----- LISTING -----

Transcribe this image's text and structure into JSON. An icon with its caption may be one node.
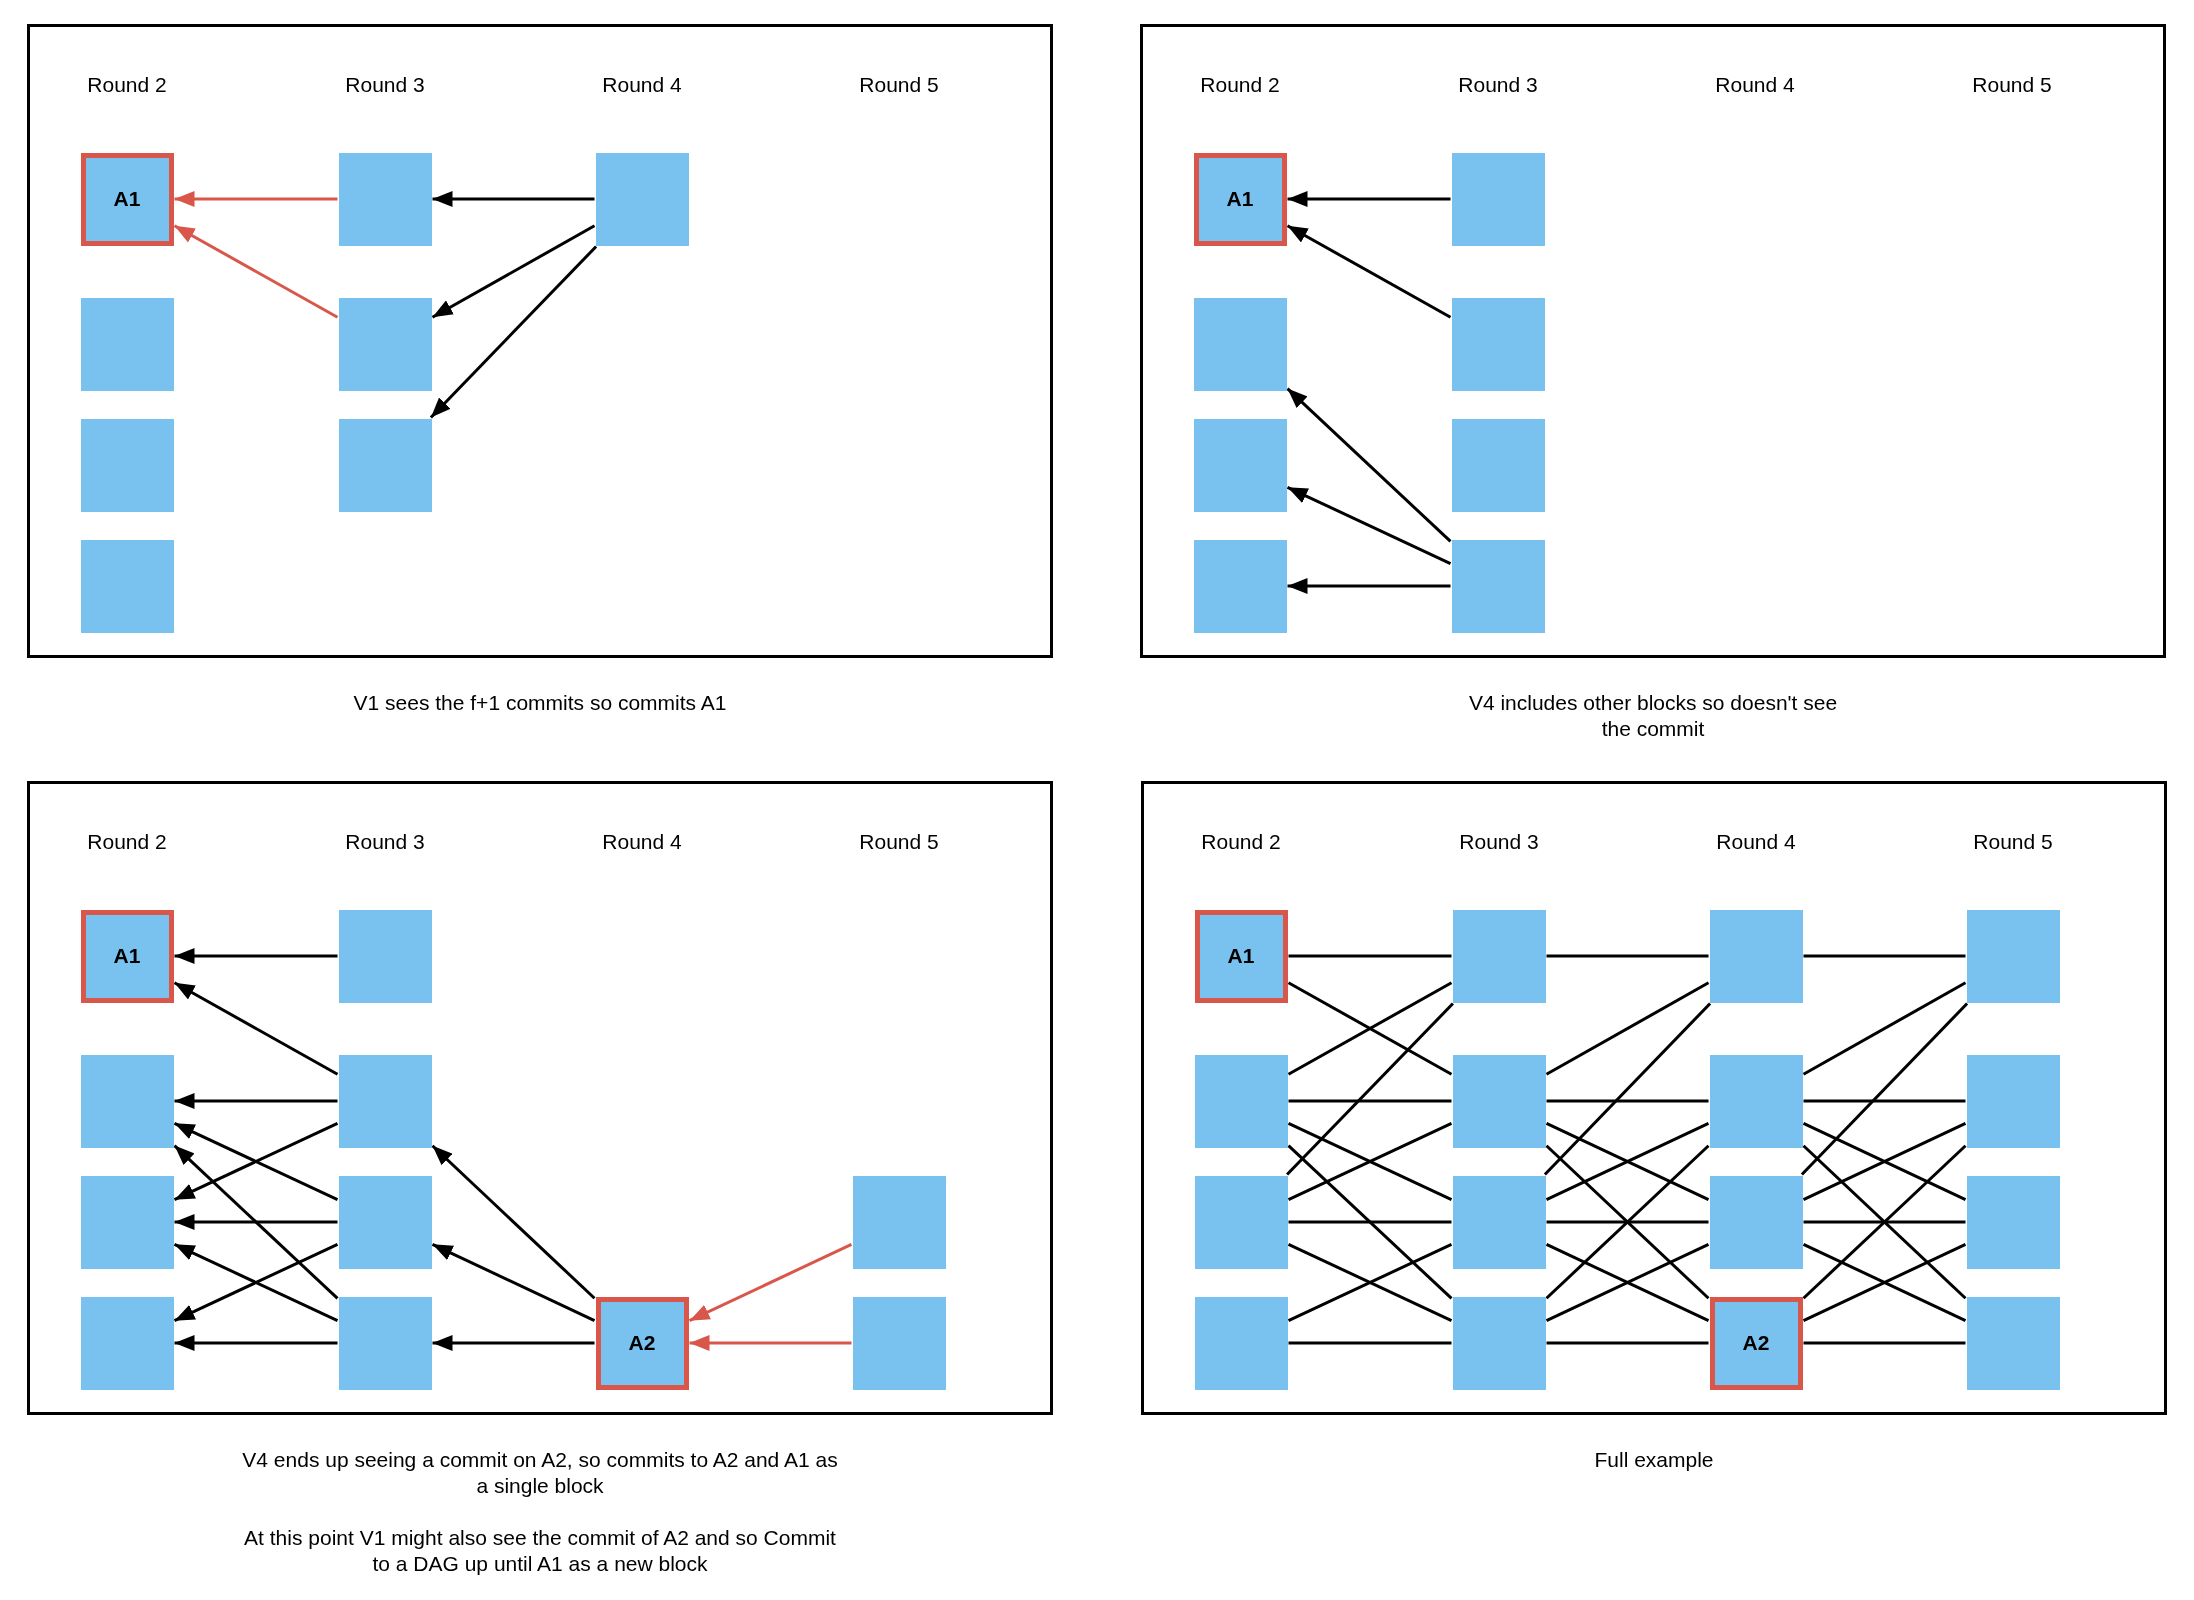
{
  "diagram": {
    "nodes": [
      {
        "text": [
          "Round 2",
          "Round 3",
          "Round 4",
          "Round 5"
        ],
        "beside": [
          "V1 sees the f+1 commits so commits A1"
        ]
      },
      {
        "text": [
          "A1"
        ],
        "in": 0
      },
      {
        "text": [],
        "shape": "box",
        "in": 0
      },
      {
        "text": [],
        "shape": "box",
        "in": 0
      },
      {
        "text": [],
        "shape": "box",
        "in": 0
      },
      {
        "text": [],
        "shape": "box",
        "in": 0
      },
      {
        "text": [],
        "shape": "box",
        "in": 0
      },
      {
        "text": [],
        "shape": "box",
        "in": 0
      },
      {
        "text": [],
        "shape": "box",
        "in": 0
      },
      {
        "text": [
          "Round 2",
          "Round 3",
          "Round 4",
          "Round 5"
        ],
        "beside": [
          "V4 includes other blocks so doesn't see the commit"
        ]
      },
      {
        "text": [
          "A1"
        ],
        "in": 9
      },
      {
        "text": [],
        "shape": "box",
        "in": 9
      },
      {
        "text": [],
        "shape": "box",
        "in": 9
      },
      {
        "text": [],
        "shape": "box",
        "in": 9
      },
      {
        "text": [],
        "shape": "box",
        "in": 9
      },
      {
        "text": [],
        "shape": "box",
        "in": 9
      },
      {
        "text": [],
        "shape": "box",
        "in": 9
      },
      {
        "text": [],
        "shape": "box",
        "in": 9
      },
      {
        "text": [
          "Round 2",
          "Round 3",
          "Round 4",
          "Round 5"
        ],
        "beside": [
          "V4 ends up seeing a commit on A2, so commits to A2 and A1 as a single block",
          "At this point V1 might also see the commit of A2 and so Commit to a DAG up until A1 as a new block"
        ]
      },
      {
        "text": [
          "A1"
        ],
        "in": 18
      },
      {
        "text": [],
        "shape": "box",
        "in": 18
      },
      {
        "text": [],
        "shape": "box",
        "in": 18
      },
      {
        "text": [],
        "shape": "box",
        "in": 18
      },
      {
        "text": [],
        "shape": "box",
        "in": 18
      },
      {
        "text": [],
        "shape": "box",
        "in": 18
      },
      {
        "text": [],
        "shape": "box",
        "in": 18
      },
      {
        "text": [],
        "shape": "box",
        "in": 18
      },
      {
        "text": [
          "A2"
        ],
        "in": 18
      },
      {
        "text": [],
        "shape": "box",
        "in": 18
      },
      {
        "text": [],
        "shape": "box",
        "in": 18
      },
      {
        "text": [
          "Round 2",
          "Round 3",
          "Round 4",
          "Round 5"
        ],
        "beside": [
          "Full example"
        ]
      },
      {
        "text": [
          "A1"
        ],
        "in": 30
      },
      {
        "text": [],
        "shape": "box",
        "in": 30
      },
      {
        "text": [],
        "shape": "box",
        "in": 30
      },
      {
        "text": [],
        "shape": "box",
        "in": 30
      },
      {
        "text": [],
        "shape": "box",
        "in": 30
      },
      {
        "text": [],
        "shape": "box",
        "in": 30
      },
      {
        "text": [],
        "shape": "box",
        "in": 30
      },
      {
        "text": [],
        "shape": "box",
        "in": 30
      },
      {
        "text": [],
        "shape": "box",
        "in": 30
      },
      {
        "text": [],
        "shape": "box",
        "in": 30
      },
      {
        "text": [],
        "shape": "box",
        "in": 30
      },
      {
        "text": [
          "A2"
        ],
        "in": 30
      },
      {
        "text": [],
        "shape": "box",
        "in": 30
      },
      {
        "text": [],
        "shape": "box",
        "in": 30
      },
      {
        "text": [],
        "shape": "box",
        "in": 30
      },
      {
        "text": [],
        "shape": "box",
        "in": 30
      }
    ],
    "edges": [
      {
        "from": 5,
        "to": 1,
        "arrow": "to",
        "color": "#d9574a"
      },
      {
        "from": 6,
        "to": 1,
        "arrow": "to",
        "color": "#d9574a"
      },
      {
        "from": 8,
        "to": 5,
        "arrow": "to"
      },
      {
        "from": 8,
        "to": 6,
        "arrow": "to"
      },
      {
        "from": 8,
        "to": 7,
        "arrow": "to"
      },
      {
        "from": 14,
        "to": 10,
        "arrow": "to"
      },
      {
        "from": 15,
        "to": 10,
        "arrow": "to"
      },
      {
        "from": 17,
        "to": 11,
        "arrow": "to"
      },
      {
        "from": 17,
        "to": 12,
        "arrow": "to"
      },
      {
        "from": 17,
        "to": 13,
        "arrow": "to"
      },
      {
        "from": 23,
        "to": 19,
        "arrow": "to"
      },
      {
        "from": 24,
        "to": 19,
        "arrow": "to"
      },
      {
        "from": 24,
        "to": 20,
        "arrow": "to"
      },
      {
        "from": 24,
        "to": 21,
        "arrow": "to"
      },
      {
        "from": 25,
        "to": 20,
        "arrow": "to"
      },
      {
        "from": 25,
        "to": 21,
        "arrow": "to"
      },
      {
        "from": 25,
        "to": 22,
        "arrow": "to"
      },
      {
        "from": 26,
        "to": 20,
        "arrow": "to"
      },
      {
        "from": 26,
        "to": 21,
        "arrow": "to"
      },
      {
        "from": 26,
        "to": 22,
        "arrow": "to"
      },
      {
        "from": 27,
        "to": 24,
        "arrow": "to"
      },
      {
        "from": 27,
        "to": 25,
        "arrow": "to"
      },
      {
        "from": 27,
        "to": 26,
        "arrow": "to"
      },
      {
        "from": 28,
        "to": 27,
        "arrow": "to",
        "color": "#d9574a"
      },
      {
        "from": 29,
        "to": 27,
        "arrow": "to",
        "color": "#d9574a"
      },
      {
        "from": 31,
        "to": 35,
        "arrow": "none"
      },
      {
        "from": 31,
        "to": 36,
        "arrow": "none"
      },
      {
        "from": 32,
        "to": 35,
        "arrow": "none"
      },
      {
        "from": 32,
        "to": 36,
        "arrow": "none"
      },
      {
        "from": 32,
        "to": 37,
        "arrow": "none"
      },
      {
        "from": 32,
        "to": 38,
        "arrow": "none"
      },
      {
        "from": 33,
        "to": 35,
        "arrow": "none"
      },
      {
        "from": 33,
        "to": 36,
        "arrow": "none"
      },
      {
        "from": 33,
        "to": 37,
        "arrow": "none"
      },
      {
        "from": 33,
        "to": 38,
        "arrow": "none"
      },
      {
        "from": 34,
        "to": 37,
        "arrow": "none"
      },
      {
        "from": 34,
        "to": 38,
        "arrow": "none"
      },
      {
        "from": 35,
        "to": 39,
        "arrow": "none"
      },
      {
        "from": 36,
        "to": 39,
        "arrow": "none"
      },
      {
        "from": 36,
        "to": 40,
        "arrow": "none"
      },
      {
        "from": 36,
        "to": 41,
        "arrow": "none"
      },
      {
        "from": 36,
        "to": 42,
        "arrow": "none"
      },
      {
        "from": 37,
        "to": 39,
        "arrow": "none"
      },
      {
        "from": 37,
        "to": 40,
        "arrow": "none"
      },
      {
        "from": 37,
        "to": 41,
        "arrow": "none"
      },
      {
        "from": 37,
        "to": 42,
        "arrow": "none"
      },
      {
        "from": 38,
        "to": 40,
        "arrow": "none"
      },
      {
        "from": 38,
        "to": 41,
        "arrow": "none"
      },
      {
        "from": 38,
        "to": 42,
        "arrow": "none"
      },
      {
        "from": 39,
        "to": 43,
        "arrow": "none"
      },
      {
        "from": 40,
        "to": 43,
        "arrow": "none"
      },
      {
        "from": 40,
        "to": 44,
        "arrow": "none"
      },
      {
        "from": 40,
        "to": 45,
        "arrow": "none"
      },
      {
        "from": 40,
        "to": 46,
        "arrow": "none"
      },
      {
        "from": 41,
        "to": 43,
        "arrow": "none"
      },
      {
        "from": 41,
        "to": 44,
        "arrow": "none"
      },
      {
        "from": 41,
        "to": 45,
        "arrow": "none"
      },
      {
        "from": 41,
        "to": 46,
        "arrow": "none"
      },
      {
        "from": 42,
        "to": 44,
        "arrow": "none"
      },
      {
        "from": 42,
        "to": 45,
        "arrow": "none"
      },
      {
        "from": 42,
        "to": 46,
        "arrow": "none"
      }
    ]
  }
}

-----

• [DO THIS]:
Report all lines of the data that include the word "commits".

• [ANSWER]:
          "V1 sees the f+1 commits so commits A1"
          "V4 ends up seeing a commit on A2, so commits to A2 and A1 as a single block",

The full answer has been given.